Start of Page excerpt

Lagrangian approach for the inclined plane

In summary, the conversation discusses using the Lagrangian approach to find the equation of motion for a mass sliding down a frictionless inclined plane. The Lagrangian is set up as 1/2m(da/dt)2 - mgasin(b), which leads to the equation of motion md2s/dt2 = -mgsin(b). However, the potential energy is questioned as it appears to be negative. The discussion suggests that the potential energy should be positive if PE = 0 is set at the bottom of the incline, but the equation of motion remains the same. The potential energy is ultimately determined to be irrelevant as it is the change in value that matters.
  • #1
Rick16
81
25
TL;DR Summary
getting the sign right for the potential energy in the Lagrangian
I want to use the Lagrangian approach to find the equation of motion for a mass sliding down a frictionless inclined plane. I call the length of the incline a and the angle that the incline makes with the horizontal b. Then the mass has kinetic energy 1/2m(da/dt)2 and the potential energy should be -- as I see it -- mgh = mgasin(b). So the Lagrangian is 1/2m(da/dt)2 - mgasin(b), which leads to the equation of motion
md2s/dt2 = -mgsin(b). I am bothered by the minus sign in front of the right-hand term. The Newtonian method leads to md2s/dt2 = +mgsin(b).

I searched the internet and looked at 3 solutions to this problem, none of which was helpful. The first internet expert sets up the Lagrangian the way I do, he also gets the same equation of motion, and he does not see anything wrong with it. The second expert also sets up the Lagrangian the way I do, but he makes a mistake solving the Lagrange equation and ends up with md2s/dt2 = +mgsin(b). The third expert simply writes down the potential energy as -mgh, without any further comment. With a negative potential energy he naturally gets the solution md2s/dt2 = +mgsin(b), but I can't see how the potential energy could be negative.

Could someone help me see clearer? Thanks ahead.
 
Physics news on Phys.org
  • #2
As “a“ increases, the potential energy increases. What does this say about the direction of the slope of the plane?
 
  • #3
Hi,

Please clarify your symbols and don't jump around from ##a## to ##s##.

End of Page excerpt
Start of Records supplied

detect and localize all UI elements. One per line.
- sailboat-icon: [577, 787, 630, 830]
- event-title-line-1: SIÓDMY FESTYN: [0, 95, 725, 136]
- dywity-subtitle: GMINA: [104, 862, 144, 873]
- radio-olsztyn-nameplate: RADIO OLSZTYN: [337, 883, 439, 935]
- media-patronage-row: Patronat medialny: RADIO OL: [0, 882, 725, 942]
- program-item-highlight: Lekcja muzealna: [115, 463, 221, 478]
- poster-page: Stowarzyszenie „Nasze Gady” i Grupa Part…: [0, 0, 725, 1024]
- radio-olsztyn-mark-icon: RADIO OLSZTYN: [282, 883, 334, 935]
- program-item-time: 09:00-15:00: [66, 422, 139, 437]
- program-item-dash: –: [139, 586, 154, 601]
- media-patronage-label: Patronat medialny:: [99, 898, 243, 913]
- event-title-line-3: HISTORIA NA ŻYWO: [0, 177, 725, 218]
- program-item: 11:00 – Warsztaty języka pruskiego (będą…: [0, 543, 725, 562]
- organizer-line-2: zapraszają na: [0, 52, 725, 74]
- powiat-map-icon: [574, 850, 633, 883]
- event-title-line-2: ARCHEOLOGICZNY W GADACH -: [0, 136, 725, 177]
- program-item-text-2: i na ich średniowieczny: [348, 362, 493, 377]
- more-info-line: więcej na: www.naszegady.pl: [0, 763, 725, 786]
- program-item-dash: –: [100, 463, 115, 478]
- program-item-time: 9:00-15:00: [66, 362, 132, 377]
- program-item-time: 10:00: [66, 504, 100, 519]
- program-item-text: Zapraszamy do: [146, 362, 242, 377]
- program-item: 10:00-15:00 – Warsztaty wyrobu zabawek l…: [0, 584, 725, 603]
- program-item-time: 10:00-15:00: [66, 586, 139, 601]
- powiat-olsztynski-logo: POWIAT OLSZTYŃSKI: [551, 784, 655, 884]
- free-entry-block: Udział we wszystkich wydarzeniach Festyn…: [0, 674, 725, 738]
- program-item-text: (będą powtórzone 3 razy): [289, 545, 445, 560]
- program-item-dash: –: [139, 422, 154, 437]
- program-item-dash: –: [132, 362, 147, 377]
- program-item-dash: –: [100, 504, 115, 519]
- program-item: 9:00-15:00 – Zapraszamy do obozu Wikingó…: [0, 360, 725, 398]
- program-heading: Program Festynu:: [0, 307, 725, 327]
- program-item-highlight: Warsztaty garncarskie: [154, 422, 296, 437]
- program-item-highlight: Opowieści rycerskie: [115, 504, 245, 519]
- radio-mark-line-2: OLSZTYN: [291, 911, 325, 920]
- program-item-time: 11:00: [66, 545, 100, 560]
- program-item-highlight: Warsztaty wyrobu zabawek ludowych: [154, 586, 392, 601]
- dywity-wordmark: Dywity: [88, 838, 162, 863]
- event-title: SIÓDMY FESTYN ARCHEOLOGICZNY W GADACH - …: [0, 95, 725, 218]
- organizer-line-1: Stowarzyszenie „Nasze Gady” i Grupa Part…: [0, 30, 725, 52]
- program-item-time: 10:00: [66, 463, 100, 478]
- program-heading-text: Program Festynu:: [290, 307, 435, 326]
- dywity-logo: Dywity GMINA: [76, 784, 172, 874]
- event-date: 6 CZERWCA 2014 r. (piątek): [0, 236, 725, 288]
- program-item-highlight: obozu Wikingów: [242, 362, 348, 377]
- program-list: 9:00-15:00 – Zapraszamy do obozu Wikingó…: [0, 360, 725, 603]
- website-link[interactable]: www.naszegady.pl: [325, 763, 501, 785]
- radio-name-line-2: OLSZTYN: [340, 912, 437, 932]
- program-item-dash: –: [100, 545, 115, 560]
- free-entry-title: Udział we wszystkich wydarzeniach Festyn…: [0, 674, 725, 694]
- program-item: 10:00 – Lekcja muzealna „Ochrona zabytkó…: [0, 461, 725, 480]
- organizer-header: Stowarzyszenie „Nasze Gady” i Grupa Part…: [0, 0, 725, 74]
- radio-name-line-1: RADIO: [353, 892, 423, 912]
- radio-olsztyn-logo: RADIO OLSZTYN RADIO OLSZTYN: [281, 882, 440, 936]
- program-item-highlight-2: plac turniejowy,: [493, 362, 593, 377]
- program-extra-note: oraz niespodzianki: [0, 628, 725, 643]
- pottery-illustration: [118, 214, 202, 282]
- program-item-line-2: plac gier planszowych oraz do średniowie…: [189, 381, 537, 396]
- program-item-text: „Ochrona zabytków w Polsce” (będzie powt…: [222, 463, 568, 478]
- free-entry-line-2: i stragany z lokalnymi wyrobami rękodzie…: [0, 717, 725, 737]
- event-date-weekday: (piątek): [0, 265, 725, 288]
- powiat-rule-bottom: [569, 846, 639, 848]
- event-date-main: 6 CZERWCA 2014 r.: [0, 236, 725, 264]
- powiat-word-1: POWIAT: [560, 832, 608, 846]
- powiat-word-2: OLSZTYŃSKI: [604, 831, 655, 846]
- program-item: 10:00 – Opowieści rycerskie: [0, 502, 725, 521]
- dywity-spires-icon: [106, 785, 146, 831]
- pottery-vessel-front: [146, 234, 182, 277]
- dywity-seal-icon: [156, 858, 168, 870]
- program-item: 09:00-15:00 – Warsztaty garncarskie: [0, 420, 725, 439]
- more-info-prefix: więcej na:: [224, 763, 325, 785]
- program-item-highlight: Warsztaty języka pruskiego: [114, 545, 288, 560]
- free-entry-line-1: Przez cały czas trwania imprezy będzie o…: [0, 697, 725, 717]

End of Records supplied

Please write what follows the last reply in the forum thread on the Lagrangian for the inclined plane.

Expected answer ▸
You have ##\mathcal L = T - V##. Write it out and write out the Euler- Lagrange equation.

(and learn some ##\LaTeX## ...)

##\ ##
 
  • #4
Sorry about the mixup with the variables. I used "s" in my handwritten sketch, but changed it to "a" because "ssin" looks strange on the screen. As for Latex, I actually did learn it, but I never use it because writing equations is much easier with MS Word, and I have forgotten all my Latex.

Anyway, here is my Lagrangian again (awkwardly written):

L = T - U = 1/2m(da/dt)2 - mgasin(b). And the solution of the Euler-Lagrange equation is md2a/dt2 = -mgsin(b).

About the direction of the slope: I don't know what to make of this. As the mass slides down the incline, its potential energy decreases, from a more positive value to a less positive value. So on any one point on the slope the potential energy is positive. Why would someone write U = -mgh?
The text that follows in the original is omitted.